DO THIS -> Write out the entries verbatim and leave the images out of the copy.

DATASET EXTRACT ->
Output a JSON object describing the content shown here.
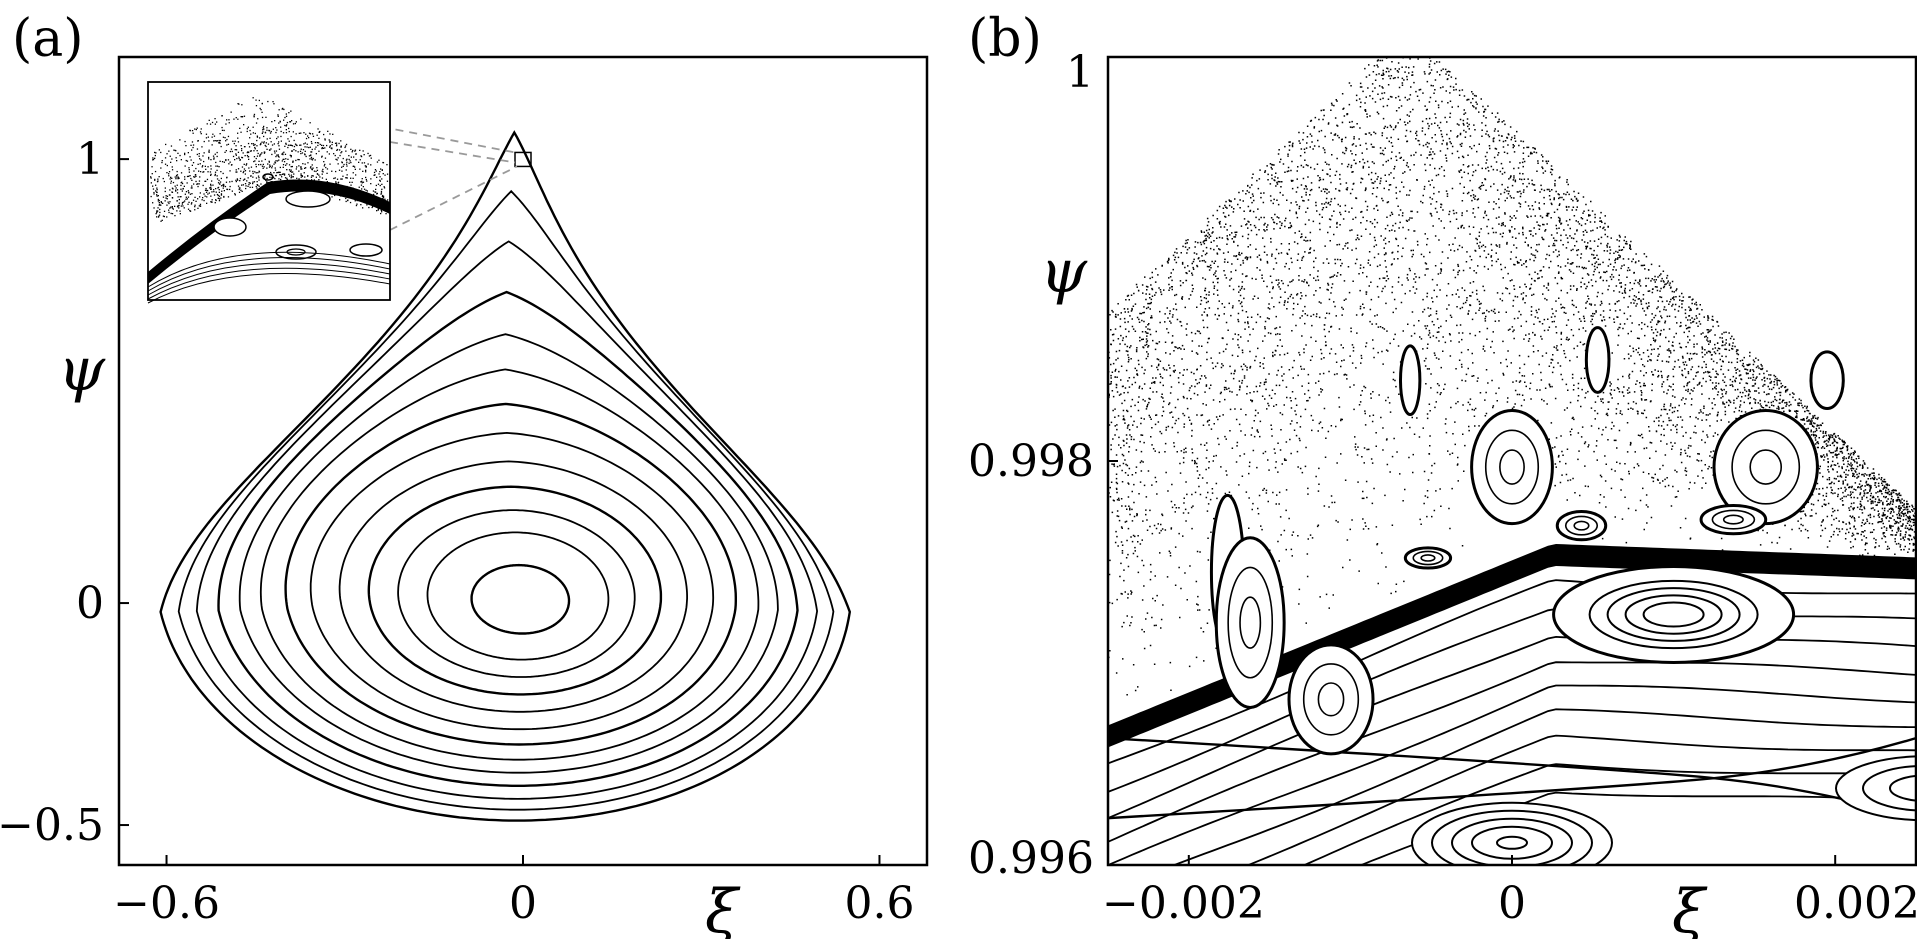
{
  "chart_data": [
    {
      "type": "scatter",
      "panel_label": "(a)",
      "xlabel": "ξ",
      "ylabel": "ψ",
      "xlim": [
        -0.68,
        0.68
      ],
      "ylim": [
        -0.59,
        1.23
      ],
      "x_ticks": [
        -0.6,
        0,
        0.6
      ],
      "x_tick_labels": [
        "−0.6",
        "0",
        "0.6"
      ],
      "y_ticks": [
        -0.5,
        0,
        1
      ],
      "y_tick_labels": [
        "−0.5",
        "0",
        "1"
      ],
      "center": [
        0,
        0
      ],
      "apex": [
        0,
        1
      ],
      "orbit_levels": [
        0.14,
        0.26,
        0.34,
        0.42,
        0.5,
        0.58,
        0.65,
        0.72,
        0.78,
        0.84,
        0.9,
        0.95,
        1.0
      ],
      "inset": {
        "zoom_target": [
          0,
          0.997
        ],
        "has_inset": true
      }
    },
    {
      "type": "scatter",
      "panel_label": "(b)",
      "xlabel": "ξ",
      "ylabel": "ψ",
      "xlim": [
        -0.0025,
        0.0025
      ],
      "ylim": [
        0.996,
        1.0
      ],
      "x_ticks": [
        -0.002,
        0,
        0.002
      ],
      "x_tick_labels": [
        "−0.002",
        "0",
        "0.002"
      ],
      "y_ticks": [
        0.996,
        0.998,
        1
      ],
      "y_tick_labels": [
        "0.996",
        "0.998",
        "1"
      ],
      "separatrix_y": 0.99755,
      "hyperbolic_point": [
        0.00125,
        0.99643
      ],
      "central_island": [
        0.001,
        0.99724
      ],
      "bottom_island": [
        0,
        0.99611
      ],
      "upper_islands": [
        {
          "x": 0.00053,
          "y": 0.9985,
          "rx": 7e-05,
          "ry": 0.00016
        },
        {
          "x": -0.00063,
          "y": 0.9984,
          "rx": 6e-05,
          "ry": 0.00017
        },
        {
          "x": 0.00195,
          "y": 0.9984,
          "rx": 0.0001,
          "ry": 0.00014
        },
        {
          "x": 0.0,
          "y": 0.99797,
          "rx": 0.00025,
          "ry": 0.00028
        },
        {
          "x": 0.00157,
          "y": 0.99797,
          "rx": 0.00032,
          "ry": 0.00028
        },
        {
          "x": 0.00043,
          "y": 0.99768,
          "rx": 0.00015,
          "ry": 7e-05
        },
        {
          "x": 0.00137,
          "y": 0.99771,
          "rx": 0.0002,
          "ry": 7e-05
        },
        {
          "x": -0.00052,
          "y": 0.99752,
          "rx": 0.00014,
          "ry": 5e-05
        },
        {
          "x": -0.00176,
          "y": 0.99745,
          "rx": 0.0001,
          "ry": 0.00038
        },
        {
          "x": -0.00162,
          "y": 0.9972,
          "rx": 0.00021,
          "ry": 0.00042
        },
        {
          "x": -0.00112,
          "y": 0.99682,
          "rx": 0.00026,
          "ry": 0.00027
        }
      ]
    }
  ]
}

COMPLETE RESPONSE ->
Output a JSON object describing the content shown here.
{
  "chart_data": [
    {
      "type": "scatter",
      "panel_label": "(a)",
      "xlabel": "ξ",
      "ylabel": "ψ",
      "xlim": [
        -0.68,
        0.68
      ],
      "ylim": [
        -0.59,
        1.23
      ],
      "x_ticks": [
        -0.6,
        0,
        0.6
      ],
      "x_tick_labels": [
        "−0.6",
        "0",
        "0.6"
      ],
      "y_ticks": [
        -0.5,
        0,
        1
      ],
      "y_tick_labels": [
        "−0.5",
        "0",
        "1"
      ],
      "center": [
        0,
        0
      ],
      "apex": [
        0,
        1
      ],
      "orbit_levels": [
        0.14,
        0.26,
        0.34,
        0.42,
        0.5,
        0.58,
        0.65,
        0.72,
        0.78,
        0.84,
        0.9,
        0.95,
        1.0
      ],
      "inset": {
        "zoom_target": [
          0,
          0.997
        ],
        "has_inset": true
      }
    },
    {
      "type": "scatter",
      "panel_label": "(b)",
      "xlabel": "ξ",
      "ylabel": "ψ",
      "xlim": [
        -0.0025,
        0.0025
      ],
      "ylim": [
        0.996,
        1.0
      ],
      "x_ticks": [
        -0.002,
        0,
        0.002
      ],
      "x_tick_labels": [
        "−0.002",
        "0",
        "0.002"
      ],
      "y_ticks": [
        0.996,
        0.998,
        1
      ],
      "y_tick_labels": [
        "0.996",
        "0.998",
        "1"
      ],
      "separatrix_y": 0.99755,
      "hyperbolic_point": [
        0.00125,
        0.99643
      ],
      "central_island": [
        0.001,
        0.99724
      ],
      "bottom_island": [
        0,
        0.99611
      ],
      "upper_islands": [
        {
          "x": 0.00053,
          "y": 0.9985,
          "rx": 7e-05,
          "ry": 0.00016
        },
        {
          "x": -0.00063,
          "y": 0.9984,
          "rx": 6e-05,
          "ry": 0.00017
        },
        {
          "x": 0.00195,
          "y": 0.9984,
          "rx": 0.0001,
          "ry": 0.00014
        },
        {
          "x": 0.0,
          "y": 0.99797,
          "rx": 0.00025,
          "ry": 0.00028
        },
        {
          "x": 0.00157,
          "y": 0.99797,
          "rx": 0.00032,
          "ry": 0.00028
        },
        {
          "x": 0.00043,
          "y": 0.99768,
          "rx": 0.00015,
          "ry": 7e-05
        },
        {
          "x": 0.00137,
          "y": 0.99771,
          "rx": 0.0002,
          "ry": 7e-05
        },
        {
          "x": -0.00052,
          "y": 0.99752,
          "rx": 0.00014,
          "ry": 5e-05
        },
        {
          "x": -0.00176,
          "y": 0.99745,
          "rx": 0.0001,
          "ry": 0.00038
        },
        {
          "x": -0.00162,
          "y": 0.9972,
          "rx": 0.00021,
          "ry": 0.00042
        },
        {
          "x": -0.00112,
          "y": 0.99682,
          "rx": 0.00026,
          "ry": 0.00027
        }
      ]
    }
  ]
}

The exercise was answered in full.